Records
******************************

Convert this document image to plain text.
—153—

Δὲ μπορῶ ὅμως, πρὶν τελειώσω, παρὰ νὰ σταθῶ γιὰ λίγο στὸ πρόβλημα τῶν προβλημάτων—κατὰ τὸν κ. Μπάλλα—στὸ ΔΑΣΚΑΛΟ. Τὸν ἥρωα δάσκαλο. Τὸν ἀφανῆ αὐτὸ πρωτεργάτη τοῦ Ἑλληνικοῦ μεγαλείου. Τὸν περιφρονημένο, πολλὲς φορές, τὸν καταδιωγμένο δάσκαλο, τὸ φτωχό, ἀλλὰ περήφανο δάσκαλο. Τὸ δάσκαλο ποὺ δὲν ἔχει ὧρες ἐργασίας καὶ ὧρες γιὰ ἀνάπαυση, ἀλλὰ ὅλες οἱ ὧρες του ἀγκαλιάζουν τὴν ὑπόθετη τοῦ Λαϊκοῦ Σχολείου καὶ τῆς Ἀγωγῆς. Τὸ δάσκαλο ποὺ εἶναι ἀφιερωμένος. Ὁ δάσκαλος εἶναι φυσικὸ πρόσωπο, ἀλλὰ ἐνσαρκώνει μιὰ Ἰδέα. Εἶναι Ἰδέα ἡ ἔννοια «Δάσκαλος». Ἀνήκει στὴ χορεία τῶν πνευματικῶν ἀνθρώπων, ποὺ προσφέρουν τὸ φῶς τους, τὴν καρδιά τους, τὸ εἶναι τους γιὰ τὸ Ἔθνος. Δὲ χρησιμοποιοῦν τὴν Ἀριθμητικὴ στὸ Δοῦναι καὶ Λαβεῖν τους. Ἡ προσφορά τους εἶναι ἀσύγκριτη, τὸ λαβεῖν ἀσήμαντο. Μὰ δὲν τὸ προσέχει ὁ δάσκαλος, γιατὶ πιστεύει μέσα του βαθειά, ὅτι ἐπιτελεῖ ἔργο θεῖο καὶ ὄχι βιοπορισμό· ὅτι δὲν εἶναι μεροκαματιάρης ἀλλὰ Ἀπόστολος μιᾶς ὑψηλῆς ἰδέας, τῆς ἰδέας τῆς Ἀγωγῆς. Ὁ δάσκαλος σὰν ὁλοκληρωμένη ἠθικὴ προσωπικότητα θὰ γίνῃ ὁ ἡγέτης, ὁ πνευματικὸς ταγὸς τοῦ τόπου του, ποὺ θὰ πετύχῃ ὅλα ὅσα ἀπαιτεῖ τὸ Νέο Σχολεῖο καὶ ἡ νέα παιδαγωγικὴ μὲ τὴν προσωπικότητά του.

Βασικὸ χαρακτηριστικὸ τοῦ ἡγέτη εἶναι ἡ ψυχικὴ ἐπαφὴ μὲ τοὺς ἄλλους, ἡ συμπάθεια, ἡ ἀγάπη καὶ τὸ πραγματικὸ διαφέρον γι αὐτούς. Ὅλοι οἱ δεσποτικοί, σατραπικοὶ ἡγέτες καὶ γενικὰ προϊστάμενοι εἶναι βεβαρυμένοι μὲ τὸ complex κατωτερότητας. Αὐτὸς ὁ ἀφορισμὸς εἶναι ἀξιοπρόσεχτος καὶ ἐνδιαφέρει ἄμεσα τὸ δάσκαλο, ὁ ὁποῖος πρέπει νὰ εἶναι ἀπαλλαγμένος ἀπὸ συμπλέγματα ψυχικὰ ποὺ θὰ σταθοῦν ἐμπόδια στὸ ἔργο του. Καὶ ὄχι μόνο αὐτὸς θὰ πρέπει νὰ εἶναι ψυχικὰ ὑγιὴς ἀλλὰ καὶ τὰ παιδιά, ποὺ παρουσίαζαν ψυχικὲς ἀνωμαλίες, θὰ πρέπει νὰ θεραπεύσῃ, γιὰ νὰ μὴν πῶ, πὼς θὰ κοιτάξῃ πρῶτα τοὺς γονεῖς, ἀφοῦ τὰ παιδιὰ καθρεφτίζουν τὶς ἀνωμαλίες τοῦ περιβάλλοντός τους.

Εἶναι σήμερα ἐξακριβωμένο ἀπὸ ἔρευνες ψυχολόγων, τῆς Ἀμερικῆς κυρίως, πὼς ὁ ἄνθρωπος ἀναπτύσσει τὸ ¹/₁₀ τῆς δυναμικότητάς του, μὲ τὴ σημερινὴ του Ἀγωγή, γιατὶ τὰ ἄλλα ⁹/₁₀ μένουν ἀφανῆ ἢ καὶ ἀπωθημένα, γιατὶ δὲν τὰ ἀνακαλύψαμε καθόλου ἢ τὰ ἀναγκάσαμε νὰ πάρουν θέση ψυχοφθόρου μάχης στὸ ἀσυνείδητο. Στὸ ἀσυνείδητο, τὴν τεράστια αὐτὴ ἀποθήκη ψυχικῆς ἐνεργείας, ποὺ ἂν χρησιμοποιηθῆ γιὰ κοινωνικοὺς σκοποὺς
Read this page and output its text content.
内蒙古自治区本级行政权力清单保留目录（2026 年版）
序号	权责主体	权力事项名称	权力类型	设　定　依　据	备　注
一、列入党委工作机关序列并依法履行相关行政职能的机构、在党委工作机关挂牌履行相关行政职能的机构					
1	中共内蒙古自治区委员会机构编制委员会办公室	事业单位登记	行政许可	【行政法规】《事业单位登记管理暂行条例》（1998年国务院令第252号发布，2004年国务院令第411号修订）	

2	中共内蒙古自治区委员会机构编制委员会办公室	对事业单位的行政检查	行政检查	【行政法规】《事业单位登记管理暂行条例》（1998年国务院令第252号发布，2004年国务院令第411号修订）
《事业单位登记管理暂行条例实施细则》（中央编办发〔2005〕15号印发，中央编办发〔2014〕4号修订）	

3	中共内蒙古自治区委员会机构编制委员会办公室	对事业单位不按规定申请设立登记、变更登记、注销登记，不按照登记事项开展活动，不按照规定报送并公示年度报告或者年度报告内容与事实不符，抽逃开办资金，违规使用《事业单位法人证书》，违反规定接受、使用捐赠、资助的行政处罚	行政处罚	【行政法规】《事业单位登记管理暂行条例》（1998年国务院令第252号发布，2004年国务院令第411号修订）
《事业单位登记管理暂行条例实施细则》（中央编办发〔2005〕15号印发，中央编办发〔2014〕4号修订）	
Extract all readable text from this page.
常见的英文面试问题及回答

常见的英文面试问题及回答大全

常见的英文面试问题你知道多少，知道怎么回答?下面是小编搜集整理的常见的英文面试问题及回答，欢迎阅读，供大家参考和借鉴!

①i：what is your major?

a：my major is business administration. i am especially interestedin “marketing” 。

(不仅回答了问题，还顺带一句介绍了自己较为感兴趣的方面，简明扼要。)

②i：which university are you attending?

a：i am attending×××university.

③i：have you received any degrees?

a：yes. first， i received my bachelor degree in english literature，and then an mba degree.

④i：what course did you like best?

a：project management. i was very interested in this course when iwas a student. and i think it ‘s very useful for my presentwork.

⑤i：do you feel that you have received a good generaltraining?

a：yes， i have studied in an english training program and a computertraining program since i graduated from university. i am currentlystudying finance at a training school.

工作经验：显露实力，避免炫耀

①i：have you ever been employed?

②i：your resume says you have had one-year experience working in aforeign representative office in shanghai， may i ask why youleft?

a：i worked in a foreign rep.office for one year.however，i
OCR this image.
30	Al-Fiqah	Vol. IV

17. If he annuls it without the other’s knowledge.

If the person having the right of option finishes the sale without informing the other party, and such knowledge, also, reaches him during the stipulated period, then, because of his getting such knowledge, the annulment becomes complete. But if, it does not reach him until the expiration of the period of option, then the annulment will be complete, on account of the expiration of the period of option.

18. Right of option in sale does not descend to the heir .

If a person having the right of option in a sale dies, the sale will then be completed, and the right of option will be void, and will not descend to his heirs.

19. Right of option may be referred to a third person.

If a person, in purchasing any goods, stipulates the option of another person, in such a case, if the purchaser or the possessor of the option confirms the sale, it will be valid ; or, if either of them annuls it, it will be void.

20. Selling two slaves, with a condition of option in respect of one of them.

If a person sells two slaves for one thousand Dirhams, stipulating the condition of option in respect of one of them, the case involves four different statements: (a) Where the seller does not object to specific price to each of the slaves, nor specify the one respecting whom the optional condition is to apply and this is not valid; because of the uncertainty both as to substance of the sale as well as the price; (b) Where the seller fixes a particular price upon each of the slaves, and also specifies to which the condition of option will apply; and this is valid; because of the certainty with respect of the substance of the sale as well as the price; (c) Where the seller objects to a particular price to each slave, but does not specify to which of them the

******************************

Your task: Copy out each line that contains the word "attending".

Result for this task:
②i：which university are you attending?
a：i am attending×××university.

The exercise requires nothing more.